All of the records listed below should be retyped exactly.

(Rows from a figure dataset)
——

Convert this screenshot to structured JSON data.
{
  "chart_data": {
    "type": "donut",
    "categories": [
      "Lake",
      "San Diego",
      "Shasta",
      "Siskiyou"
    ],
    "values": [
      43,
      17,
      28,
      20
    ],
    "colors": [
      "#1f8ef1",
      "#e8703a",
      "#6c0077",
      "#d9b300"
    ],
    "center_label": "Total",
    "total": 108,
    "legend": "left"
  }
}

——

* [The answer]
Convert this screenshot to structured JSON data.
{
  "chart_data": {
    "type": "donut",
    "categories": [
      "Lake",
      "San Diego",
      "Shasta",
      "Siskiyou"
    ],
    "values": [
      43,
      17,
      28,
      20
    ],
    "colors": [
      "#1f8ef1",
      "#e8703a",
      "#6c0077",
      "#d9b300"
    ],
    "center_label": "Total",
    "total": 108,
    "legend": "left"
  }
}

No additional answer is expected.